▶ SEITE

━━━━━━━━━━

Das „klassische" Verfahren zum Speichern von Fernsehbildern ist die Magnetaufzeichnung, wie sie 1956 von Ampex für den professionellen Bereich eingeführt wurde. Gegen Mitte der 60er Jahre kamen die ersten Heimaufzeichnungsgeräte heraus, die seither - nicht zuletzt durch die Japaner - immer handlicher und billiger wurden, aber nach wie vor mit „offenem" Band arbeiteten.

2. VCR-System von Philips

Jetzt brachte Philips in seinem VCR-System (steht für Video Cassette Recording) für Europa die ersten Bildbandkassetten heraus, Plastikkästchen im Format 13 x 15 x 3,5cm, die im Inneren zwei Spulen übereinander auf einer Achse mit halbzölligem (12,7mm breitem) Chromdioxydband zum Speichern von rund einer Stunde Programm in Schwarzweiß oder Farbe enthalten. Ein komplettes VCR-Gerät mit eigenem Empfangsteil wird etwa 2000,— DM kosten, ein Abspielgerät für Schwarzweiß 1000,- bis 1200,- DM, für Farbe 1400,- bis 1500,- DM, eine Leerkassette rund 100,- DM. Ebenfalls aus dem professionellen Bereich kommt die Filmabtastung, bei dem als Speichermaterial Super-8 Film verwendet wird, der über eine Punktlichtröhre abgetastet wird. Bildqualität und Gerätepreis entsprechen in etwa VCR, das Filmmaterial ist deutlich teurer. Für die Heimauswertung ist die Entwicklung vor allem von Nordmende vorangetrieben worden („spectracolorvision").

━━━━━━━━━━

▶ KURZE AUFGABE 1
Beantworte die folgenden Fragen anhand des Textes über Videoaufzeichnung:
(a) In welchem Jahr führte Ampex die Magnetaufzeichnung für den professionellen Bereich ein?
(b) Wie viel soll eine Leerkassette des VCR-Systems etwa kosten?
(c) Welches Speichermaterial wird bei der Filmabtastung verwendet?

━━━━━━━━━━

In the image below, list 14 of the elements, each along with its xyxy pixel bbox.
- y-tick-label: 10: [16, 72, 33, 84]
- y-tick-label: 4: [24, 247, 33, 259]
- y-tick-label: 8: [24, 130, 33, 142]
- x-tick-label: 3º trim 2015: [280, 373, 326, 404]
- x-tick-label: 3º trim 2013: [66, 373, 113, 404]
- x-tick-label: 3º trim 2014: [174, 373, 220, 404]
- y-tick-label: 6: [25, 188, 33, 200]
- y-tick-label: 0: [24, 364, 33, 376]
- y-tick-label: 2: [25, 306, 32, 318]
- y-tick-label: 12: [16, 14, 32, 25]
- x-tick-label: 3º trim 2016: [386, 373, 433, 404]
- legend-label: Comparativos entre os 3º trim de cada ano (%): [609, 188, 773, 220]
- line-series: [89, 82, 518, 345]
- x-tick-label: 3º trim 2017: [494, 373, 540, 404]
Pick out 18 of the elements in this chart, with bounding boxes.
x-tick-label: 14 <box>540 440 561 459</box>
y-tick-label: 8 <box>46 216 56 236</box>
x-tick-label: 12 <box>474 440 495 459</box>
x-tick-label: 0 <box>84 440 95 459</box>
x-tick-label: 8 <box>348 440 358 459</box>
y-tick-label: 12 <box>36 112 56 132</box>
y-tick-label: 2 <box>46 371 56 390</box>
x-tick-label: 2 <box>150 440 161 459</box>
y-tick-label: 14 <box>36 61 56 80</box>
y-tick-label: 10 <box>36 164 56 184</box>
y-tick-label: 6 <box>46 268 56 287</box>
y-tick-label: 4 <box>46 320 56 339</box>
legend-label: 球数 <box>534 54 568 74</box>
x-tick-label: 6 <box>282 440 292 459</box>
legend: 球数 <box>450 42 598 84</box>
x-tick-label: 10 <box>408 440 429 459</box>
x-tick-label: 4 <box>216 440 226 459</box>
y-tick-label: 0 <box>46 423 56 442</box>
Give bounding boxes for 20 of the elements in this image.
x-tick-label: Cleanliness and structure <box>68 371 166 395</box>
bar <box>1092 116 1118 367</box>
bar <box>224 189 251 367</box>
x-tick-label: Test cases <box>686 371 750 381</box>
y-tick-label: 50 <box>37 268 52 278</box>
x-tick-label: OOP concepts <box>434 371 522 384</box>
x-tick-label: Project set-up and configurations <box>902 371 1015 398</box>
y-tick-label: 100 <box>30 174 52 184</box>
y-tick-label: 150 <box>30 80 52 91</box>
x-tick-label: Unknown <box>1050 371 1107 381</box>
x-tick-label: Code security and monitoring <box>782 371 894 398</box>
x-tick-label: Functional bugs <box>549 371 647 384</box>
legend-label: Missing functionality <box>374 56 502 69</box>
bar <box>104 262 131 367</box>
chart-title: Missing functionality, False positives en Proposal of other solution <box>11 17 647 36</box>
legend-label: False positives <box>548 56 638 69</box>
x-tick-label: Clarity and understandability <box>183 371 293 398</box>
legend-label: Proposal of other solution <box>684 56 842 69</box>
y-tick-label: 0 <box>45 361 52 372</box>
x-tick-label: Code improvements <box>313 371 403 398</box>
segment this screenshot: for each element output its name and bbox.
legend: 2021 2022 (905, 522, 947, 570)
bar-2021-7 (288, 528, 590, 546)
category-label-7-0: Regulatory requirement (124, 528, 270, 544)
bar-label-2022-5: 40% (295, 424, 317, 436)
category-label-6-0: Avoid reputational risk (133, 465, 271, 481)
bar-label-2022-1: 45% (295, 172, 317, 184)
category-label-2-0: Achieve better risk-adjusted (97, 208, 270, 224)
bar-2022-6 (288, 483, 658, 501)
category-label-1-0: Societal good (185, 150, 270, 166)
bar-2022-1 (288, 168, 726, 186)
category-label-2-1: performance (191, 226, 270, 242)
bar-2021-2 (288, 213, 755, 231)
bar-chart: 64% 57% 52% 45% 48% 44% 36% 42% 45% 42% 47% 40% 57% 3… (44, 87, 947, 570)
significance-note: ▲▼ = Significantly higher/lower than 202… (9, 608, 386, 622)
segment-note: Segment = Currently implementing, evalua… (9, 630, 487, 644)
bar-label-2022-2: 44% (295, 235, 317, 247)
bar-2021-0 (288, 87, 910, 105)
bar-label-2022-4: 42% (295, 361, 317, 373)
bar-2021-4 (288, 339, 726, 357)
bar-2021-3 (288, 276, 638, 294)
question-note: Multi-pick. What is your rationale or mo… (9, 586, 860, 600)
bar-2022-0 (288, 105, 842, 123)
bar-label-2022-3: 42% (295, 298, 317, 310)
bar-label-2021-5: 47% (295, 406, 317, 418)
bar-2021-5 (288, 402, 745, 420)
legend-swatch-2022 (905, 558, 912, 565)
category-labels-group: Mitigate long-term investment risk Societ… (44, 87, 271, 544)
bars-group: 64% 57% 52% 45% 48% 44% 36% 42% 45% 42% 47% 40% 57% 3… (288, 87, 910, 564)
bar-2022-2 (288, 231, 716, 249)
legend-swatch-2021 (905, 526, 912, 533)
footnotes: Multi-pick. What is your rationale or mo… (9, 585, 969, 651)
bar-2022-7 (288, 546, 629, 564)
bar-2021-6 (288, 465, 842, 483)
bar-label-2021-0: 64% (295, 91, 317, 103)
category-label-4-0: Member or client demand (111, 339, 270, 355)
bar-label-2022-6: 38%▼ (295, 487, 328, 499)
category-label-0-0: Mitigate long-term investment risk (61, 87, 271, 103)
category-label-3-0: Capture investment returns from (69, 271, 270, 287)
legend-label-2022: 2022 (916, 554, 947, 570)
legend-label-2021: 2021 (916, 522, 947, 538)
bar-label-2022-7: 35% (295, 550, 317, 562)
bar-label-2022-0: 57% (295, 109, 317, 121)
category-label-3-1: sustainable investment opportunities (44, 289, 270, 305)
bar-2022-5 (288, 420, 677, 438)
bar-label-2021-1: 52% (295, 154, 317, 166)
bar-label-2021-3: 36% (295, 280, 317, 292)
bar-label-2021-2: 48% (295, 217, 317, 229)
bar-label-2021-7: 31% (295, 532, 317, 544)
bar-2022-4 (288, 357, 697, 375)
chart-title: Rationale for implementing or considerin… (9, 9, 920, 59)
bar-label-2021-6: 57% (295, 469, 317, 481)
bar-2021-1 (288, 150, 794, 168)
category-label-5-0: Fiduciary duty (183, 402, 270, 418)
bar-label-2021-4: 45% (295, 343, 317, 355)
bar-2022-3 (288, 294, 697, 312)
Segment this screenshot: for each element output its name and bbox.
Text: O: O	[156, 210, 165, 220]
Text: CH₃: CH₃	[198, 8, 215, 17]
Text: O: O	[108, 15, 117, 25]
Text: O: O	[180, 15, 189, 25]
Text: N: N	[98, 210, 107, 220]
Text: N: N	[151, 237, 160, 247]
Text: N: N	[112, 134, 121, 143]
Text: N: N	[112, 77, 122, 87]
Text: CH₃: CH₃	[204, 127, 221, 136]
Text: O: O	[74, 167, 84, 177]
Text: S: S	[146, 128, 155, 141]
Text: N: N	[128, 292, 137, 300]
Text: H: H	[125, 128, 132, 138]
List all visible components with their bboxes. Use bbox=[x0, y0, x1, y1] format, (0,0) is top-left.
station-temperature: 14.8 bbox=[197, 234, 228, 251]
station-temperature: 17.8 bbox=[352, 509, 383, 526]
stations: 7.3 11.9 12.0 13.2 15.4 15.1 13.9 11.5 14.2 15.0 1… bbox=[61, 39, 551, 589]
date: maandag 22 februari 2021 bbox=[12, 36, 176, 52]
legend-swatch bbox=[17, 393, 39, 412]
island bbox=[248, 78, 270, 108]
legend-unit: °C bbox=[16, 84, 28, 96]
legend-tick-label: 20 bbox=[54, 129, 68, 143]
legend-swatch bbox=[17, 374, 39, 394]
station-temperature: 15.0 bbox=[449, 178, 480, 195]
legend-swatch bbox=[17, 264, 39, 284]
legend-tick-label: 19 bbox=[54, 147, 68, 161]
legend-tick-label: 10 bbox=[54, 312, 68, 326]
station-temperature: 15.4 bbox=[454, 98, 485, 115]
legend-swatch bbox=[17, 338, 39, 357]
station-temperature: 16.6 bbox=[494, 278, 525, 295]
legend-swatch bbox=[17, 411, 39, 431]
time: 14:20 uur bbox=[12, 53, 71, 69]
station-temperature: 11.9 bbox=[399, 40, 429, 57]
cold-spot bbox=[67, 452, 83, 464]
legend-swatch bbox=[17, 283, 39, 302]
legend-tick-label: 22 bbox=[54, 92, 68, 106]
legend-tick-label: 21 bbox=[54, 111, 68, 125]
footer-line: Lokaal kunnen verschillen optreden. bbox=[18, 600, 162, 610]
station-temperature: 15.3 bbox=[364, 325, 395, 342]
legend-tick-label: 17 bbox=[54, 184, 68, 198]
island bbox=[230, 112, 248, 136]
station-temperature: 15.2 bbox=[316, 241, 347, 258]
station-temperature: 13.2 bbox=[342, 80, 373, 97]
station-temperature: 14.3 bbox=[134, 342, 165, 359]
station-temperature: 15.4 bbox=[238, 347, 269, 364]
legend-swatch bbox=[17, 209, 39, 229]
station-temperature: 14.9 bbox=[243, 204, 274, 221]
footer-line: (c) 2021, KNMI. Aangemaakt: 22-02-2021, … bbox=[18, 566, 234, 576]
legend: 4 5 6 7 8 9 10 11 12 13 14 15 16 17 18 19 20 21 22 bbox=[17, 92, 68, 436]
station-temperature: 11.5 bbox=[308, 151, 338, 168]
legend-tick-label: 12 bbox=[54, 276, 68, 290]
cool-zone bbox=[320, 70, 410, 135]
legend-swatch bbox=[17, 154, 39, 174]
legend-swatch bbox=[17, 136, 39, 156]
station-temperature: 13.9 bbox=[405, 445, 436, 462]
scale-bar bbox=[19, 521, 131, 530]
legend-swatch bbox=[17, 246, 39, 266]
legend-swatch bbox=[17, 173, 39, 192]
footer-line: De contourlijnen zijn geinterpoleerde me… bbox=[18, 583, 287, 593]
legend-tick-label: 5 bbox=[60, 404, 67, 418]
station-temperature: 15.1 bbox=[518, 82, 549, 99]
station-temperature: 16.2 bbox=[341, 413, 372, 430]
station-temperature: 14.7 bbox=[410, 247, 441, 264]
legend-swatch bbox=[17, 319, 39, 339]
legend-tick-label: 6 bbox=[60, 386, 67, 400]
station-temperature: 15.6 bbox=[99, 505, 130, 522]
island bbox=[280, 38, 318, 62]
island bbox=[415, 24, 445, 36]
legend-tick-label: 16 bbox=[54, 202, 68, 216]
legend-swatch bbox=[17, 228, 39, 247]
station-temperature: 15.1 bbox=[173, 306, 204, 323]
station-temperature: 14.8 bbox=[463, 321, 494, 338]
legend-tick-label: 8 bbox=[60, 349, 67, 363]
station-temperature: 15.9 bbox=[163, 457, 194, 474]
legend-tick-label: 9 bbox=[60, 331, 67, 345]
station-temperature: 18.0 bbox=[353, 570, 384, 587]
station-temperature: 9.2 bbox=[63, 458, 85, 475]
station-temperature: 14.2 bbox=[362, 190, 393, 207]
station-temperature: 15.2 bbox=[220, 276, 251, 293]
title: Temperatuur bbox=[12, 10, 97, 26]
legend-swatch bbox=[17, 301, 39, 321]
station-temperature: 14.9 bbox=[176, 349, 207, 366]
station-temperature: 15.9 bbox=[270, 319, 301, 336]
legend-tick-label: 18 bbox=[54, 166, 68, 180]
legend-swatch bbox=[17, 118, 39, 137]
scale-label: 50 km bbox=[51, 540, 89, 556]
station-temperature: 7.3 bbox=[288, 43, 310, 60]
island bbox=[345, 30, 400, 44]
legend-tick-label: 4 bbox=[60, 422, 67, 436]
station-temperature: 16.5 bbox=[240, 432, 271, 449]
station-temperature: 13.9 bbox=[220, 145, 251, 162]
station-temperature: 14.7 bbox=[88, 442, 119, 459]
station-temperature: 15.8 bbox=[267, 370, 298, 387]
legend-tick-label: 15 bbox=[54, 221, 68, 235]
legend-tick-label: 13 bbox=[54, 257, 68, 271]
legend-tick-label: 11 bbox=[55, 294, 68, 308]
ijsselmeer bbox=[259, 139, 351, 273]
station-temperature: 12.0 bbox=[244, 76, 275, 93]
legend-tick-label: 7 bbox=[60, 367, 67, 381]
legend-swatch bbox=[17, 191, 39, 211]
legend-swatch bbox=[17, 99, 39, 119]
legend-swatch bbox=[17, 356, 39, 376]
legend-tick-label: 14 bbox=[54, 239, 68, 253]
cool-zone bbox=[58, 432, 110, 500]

━━━━━━━━━━

▶ KURZE AUFGABE 2
Liste bitte jede Zeile auf, in der die Zeichenfolge „elements“ vorkommt, und übernimm sie vollständig.

▶ ERWARTETE AUSGABE 1
(a) 1956
(b) Rund 100,- DM
(c) Super-8 Film

▶ ERWARTETE AUSGABE 2
In the image below, list 14 of the elements, each along with its xyxy pixel bbox.
Pick out 18 of the elements in this chart, with bounding boxes.
Give bounding boxes for 20 of the elements in this image.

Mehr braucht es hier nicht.